# [Written problem]
Copy out each line featuring the string "JSON" from the entries beneath.

---------- Information given ----------

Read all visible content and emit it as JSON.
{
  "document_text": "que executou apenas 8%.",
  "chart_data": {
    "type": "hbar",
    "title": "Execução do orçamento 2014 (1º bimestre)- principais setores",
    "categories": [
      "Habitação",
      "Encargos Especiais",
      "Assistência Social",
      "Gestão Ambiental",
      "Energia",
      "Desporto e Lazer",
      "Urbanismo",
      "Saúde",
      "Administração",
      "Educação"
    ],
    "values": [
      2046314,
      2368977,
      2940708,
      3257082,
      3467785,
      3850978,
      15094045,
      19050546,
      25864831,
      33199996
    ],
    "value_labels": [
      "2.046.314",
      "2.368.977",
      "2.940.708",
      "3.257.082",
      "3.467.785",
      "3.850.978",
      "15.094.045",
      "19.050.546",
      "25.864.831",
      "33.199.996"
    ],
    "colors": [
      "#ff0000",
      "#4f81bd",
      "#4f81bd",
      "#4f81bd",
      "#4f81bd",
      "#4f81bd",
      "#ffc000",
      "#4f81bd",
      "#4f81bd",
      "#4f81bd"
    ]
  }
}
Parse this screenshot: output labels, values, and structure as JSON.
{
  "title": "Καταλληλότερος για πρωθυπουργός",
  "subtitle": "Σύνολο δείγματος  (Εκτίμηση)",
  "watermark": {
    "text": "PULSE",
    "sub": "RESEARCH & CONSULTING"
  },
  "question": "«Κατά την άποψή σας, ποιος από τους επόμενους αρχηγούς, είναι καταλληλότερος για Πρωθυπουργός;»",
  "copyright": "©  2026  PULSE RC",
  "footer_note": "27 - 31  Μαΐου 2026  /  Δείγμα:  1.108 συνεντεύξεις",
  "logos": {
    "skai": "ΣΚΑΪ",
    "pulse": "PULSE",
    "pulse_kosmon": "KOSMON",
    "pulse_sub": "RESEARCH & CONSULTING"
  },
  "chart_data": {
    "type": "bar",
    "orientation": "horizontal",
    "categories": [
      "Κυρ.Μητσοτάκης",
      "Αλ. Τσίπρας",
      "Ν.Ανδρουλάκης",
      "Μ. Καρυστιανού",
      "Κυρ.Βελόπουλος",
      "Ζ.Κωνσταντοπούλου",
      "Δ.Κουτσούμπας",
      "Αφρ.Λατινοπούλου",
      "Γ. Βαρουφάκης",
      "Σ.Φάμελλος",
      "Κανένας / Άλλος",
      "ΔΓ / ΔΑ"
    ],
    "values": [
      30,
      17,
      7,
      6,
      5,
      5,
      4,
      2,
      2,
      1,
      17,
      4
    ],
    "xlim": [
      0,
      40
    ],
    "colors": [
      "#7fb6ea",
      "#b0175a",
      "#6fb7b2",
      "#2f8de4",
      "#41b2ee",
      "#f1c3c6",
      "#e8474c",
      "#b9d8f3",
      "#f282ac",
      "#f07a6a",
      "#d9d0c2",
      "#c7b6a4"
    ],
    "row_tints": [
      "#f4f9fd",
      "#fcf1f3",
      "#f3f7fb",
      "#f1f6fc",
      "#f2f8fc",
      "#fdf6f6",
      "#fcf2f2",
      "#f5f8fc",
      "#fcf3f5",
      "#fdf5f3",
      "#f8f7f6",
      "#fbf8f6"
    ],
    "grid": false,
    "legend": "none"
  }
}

----------

# [Output below]
Read all visible content and emit it as JSON.
Parse this screenshot: output labels, values, and structure as JSON.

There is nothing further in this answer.